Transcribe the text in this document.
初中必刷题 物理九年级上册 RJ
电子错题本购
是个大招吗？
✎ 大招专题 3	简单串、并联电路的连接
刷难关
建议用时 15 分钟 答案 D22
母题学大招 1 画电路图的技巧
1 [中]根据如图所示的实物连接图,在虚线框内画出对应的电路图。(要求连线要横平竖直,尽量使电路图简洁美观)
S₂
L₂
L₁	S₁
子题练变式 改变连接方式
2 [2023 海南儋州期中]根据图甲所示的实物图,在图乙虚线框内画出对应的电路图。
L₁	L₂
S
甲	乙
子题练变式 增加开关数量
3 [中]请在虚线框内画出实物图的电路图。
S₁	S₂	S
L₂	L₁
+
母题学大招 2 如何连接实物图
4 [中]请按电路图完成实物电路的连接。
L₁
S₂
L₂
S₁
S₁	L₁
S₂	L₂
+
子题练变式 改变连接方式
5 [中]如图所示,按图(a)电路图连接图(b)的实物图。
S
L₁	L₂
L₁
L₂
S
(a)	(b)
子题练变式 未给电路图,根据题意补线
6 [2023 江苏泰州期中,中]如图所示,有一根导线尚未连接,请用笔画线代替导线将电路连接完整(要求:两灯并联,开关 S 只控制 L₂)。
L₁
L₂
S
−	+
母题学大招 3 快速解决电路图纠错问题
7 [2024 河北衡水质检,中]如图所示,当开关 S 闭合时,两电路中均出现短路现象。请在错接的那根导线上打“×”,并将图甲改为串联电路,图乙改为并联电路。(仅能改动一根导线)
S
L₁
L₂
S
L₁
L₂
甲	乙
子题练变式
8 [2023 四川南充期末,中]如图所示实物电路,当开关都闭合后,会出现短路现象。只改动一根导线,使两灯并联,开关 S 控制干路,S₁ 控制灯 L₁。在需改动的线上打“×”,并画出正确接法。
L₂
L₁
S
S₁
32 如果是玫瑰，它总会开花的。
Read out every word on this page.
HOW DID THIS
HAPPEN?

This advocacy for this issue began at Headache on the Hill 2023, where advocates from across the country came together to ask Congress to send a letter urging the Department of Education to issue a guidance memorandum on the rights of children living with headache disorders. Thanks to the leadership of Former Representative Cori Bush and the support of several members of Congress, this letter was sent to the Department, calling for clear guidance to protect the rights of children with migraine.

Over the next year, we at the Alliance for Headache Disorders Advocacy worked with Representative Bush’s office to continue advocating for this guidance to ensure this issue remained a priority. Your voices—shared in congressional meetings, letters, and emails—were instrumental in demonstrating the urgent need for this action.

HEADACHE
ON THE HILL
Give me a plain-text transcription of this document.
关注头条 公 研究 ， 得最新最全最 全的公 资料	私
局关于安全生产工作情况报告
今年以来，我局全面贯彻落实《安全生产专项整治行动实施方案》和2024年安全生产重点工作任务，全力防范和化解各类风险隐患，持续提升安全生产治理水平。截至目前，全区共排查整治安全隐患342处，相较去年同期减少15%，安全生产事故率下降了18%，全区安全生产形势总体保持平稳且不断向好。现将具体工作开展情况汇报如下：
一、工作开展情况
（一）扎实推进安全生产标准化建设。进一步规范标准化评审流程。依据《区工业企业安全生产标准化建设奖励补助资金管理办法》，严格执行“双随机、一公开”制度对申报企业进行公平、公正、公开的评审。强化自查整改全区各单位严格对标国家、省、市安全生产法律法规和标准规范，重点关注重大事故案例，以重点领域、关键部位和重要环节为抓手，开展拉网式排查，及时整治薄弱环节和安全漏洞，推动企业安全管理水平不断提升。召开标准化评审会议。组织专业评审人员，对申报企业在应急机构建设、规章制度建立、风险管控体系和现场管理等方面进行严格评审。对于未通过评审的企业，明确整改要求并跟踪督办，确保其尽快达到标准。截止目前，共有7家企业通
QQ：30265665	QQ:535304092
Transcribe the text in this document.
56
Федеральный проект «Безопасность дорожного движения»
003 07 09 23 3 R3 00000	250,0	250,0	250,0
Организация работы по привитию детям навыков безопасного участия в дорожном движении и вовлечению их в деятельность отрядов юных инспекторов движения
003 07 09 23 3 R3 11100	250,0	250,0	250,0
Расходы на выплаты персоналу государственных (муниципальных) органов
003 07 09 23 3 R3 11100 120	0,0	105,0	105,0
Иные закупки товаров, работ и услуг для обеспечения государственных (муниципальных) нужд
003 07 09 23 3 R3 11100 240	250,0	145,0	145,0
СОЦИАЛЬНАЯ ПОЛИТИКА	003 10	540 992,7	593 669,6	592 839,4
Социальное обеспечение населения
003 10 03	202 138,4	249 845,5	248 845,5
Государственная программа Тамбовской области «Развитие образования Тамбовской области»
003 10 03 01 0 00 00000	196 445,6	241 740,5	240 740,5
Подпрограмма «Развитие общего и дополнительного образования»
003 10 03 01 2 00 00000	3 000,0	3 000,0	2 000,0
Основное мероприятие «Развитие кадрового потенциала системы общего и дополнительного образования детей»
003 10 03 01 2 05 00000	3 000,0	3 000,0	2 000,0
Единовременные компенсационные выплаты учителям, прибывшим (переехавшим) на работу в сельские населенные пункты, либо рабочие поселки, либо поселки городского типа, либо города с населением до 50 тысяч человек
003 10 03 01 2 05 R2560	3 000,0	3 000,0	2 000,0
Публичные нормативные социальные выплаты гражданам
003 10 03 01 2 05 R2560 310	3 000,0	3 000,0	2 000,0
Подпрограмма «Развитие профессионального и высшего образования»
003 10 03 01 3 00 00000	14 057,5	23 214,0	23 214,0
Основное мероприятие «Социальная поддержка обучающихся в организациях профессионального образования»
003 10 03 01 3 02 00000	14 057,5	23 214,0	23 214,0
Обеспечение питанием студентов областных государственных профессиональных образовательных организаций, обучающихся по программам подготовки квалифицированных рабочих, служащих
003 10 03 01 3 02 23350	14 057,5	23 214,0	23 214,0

◇ ◇ ◇ ◇ ◇ ◇ ◇

Of all the lines above, how many contain the word "子题练变式"? Answer with only the number.

5